• _What you need to do_
Work out how many lines include "group" and answer with that number only.

• _Raw records_

-------

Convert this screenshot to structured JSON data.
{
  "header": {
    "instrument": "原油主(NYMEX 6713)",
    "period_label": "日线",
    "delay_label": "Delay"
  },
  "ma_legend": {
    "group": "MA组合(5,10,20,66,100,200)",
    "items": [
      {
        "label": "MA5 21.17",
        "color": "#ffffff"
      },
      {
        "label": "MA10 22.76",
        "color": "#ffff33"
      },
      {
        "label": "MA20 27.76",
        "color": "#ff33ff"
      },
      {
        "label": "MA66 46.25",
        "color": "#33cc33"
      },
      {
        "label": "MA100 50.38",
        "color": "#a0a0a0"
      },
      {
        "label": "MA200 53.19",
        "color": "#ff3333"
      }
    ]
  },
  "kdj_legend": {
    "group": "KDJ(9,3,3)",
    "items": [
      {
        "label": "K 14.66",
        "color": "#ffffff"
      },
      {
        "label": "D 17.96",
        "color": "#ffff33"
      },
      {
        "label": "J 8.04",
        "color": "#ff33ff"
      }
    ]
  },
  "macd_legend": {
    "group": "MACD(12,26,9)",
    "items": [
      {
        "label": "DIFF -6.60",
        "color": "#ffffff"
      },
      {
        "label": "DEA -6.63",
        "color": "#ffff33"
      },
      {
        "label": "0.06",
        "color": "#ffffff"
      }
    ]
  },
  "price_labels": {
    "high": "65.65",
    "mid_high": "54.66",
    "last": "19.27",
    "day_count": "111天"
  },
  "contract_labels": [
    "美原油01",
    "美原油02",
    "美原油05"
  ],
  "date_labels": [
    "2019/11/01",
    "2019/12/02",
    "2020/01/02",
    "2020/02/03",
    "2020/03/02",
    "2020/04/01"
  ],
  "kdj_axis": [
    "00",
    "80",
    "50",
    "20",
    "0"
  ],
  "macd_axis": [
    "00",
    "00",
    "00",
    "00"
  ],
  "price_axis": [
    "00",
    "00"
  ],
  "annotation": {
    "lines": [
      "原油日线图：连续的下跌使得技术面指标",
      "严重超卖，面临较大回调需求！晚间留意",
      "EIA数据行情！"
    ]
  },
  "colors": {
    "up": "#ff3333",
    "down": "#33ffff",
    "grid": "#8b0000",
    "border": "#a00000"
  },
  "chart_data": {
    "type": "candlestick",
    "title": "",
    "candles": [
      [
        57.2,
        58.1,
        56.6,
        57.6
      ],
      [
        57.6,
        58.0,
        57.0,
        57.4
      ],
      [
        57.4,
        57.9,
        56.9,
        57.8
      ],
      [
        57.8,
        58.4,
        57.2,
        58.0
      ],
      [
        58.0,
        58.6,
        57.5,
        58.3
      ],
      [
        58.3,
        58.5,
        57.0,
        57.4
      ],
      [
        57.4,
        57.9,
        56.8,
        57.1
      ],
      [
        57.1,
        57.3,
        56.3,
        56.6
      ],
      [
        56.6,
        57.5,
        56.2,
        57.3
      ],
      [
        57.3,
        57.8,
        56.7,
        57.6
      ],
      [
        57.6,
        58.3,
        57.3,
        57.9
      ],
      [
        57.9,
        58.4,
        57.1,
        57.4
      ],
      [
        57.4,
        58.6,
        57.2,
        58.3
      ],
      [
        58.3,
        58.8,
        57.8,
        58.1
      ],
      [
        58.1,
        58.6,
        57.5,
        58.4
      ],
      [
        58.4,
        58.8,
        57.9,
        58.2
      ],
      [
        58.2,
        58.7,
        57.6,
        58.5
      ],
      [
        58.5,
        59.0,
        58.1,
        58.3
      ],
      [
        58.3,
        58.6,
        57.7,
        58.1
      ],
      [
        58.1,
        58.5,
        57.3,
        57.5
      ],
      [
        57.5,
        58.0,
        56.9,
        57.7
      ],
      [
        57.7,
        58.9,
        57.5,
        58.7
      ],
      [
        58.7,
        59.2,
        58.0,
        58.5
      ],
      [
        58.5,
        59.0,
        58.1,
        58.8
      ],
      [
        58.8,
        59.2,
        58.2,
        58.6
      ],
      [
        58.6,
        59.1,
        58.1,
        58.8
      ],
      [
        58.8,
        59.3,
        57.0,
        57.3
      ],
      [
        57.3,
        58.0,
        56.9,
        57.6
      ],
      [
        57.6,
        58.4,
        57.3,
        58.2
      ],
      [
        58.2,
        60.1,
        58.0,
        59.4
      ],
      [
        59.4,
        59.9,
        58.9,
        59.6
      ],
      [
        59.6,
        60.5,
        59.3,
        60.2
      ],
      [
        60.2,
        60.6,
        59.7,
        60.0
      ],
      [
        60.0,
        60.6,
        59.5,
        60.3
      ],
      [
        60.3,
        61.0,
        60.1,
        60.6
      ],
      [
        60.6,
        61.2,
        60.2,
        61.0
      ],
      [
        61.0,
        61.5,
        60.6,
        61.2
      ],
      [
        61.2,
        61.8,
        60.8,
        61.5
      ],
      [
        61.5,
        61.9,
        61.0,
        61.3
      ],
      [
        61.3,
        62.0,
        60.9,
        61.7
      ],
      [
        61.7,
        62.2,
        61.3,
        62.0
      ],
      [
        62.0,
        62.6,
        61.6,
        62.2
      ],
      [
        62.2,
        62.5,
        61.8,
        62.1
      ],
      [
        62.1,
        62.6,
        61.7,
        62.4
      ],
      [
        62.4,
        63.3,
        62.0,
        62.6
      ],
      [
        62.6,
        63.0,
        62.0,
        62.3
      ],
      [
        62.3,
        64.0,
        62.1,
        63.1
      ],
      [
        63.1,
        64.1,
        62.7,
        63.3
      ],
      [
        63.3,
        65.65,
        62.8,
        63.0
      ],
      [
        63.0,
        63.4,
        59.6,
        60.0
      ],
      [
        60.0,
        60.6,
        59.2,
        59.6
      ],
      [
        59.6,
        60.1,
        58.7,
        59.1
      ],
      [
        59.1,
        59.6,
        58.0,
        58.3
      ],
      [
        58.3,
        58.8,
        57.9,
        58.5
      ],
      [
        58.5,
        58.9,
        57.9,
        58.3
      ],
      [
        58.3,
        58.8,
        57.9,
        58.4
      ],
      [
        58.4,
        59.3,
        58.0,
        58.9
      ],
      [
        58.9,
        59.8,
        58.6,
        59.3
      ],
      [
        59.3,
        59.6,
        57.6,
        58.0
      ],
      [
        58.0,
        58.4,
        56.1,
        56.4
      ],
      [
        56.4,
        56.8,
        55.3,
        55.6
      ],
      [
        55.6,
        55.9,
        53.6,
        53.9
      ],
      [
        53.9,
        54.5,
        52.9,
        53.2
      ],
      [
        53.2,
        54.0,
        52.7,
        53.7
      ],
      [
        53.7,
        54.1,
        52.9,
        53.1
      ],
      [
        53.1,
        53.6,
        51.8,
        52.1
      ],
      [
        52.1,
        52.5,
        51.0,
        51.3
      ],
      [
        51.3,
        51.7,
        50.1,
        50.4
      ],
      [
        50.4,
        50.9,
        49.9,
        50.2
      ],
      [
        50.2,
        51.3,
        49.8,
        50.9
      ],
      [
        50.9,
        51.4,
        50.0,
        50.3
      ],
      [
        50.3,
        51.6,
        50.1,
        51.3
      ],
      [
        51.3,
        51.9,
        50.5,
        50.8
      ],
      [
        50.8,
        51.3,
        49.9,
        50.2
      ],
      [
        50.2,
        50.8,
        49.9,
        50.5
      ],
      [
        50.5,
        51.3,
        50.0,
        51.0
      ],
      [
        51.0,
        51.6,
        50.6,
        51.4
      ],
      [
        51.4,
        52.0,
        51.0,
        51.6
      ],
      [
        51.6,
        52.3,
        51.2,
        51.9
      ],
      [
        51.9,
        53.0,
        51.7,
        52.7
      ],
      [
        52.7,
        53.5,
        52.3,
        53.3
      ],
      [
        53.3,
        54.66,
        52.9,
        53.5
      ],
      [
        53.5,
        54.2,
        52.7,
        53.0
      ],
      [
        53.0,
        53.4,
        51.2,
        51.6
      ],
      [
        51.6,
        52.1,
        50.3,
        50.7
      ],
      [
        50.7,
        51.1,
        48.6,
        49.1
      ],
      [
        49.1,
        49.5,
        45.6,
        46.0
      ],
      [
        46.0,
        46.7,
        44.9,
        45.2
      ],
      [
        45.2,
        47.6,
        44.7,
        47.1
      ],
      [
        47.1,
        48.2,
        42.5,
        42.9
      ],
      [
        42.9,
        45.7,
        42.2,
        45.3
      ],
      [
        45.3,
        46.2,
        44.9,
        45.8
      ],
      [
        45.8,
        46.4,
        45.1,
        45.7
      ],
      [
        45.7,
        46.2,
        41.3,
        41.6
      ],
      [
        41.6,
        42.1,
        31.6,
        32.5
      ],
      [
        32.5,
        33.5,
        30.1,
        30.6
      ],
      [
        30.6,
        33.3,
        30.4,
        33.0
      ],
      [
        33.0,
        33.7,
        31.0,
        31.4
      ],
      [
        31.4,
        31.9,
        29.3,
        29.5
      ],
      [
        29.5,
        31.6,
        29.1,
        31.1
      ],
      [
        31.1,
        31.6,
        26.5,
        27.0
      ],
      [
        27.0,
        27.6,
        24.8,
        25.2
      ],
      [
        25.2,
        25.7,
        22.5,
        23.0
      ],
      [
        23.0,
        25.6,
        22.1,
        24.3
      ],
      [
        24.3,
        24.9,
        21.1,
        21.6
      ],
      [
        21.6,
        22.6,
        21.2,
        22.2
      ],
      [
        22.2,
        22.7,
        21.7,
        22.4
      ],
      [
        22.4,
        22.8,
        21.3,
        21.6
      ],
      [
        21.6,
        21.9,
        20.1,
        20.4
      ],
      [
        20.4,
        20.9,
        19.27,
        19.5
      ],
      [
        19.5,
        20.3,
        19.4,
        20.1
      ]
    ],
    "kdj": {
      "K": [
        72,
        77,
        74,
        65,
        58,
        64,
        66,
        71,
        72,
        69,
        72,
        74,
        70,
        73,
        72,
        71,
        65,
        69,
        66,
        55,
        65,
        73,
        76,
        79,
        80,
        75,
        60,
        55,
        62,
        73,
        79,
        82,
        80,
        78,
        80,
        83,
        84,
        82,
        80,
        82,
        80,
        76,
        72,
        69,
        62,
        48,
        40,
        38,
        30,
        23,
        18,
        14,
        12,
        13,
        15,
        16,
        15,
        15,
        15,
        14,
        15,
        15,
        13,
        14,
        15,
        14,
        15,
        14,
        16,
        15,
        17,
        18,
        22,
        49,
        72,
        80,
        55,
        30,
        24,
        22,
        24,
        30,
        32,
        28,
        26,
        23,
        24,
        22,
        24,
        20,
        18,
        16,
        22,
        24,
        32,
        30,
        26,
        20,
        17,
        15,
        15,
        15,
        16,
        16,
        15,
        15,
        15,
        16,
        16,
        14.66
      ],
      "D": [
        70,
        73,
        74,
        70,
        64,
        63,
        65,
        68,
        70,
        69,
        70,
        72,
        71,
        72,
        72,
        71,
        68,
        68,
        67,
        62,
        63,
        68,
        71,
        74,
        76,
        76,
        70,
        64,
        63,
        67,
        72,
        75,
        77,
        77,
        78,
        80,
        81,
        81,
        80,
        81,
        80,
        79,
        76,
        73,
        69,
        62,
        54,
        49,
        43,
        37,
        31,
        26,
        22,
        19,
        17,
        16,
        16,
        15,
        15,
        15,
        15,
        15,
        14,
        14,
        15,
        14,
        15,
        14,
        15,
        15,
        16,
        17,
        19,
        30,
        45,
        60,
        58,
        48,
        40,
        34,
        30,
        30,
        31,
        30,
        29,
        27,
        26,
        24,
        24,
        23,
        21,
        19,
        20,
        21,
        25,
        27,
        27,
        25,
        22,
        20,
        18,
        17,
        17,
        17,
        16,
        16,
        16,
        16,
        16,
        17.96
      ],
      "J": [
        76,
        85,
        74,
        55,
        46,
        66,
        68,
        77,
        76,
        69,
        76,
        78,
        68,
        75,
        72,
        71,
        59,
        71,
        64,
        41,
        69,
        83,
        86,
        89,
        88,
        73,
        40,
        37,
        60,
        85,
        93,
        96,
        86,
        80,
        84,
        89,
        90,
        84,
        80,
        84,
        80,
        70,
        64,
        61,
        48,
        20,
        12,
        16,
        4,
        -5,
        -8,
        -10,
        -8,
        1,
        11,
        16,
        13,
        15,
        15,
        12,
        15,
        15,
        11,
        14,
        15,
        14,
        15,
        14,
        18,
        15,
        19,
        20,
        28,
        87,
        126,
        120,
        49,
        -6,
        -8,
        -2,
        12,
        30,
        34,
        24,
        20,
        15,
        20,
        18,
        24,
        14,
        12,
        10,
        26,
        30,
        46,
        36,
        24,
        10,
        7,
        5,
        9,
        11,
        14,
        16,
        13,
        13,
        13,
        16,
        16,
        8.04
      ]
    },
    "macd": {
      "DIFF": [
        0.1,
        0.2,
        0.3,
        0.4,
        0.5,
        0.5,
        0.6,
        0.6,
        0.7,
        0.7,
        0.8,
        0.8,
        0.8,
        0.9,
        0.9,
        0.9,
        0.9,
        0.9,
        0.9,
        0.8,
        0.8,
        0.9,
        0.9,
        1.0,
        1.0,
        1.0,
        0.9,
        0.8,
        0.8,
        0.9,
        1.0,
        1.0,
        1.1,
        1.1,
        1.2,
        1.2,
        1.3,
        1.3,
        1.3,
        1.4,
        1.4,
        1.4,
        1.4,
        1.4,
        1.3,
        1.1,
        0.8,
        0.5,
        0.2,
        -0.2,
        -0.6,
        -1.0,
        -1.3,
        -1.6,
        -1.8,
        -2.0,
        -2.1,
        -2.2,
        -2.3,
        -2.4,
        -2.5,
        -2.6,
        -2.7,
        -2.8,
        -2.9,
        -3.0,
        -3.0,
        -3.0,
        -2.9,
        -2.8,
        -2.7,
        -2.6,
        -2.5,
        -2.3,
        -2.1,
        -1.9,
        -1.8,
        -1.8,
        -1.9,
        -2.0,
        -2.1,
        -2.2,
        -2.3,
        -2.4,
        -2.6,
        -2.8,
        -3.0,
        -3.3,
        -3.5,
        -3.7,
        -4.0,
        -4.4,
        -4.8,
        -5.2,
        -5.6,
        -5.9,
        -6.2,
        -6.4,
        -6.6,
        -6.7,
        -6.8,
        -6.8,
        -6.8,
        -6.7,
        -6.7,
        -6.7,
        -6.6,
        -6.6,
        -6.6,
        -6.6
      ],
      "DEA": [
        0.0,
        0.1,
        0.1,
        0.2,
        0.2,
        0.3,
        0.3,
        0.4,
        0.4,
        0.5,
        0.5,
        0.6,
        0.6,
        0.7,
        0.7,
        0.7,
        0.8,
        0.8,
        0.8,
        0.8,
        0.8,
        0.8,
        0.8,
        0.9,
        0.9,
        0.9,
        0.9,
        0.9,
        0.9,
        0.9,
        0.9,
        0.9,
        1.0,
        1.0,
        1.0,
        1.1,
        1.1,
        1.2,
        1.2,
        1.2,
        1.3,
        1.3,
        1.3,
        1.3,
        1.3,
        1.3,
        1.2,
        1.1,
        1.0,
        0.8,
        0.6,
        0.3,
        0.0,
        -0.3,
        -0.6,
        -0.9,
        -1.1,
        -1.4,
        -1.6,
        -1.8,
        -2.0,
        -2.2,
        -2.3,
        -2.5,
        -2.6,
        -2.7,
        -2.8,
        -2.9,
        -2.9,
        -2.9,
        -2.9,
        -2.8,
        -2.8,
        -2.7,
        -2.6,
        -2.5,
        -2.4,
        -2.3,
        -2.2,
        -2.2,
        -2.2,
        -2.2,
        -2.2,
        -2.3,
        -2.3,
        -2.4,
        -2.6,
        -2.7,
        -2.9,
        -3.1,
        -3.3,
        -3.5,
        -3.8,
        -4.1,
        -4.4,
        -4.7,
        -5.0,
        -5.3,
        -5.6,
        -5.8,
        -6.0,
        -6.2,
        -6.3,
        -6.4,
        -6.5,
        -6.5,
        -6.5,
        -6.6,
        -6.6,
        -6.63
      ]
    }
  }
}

-------

• _Solution_
3